Required work: Find the word "title" in the material below and gather every line that contains it.

Excerpt from a dataset

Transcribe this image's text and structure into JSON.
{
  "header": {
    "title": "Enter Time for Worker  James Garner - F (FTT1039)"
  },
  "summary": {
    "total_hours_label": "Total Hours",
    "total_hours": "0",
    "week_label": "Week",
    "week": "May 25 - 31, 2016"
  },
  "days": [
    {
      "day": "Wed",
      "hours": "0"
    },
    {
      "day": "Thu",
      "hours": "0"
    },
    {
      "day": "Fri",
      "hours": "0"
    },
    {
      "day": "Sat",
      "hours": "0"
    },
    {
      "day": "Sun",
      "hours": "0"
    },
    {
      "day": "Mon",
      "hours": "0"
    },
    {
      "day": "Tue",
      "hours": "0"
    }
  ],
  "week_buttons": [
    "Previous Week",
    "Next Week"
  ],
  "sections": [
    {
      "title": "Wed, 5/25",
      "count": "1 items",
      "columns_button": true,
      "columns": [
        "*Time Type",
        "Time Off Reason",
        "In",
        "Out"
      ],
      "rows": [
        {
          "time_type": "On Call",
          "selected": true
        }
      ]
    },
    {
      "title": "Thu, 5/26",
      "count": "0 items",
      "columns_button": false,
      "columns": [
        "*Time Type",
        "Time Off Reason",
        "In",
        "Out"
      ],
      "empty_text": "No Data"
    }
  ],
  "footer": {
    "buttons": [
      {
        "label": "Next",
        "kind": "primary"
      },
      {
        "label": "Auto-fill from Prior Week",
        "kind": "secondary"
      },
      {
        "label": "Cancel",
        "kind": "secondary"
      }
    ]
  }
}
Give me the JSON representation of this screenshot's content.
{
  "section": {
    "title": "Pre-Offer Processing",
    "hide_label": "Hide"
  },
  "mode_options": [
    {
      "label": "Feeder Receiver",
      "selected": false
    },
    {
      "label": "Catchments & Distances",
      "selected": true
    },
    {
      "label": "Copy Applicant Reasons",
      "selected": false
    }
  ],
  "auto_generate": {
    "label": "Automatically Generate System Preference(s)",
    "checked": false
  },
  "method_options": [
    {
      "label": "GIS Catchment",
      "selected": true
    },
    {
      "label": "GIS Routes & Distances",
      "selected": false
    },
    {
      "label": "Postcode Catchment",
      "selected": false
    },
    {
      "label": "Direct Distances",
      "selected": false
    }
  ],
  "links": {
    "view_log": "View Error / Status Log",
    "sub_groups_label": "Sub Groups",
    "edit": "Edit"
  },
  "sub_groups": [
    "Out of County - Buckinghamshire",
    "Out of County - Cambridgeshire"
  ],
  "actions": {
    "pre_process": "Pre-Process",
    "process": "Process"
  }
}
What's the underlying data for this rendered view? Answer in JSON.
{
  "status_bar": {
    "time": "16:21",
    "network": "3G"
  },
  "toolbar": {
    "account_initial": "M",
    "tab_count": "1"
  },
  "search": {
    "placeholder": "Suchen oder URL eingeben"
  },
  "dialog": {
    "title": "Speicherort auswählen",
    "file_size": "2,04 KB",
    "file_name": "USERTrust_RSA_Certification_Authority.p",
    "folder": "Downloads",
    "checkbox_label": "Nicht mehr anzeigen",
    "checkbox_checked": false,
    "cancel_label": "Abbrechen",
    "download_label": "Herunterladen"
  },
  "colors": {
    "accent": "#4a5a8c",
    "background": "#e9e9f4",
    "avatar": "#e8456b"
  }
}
--
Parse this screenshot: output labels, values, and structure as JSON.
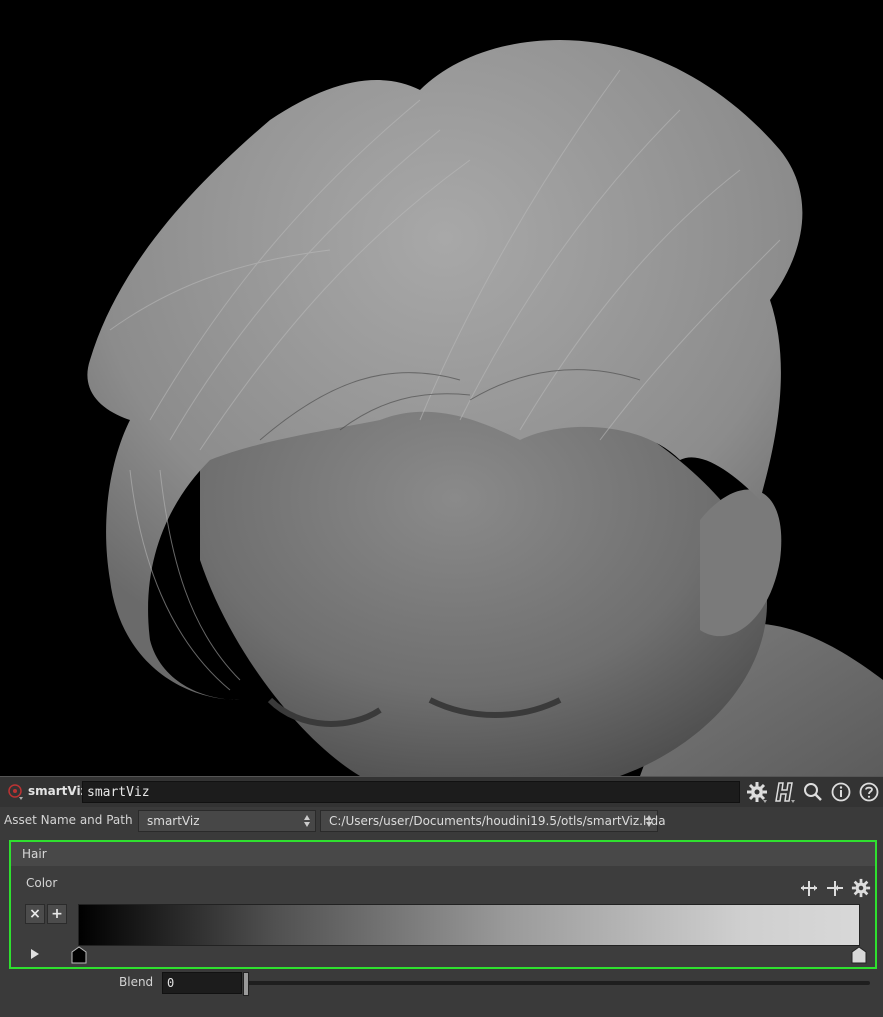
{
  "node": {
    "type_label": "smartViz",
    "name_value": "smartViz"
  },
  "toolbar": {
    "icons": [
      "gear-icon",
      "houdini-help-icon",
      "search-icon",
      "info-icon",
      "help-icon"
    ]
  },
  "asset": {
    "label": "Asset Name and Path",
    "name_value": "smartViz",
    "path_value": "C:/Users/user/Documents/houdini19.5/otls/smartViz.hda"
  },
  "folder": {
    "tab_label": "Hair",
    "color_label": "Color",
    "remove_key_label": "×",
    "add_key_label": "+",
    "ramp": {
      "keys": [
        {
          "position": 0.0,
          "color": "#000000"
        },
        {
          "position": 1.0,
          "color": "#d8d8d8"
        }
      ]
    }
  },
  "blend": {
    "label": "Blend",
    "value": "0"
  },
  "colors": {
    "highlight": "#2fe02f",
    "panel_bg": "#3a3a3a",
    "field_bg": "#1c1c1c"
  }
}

Solution to this problem:
    "title": "Enter Time for Worker  James Garner - F (FTT1039)"
      "title": "Wed, 5/25",
      "title": "Thu, 5/26",
    "title": "Pre-Offer Processing",
    "title": "Speicherort auswählen",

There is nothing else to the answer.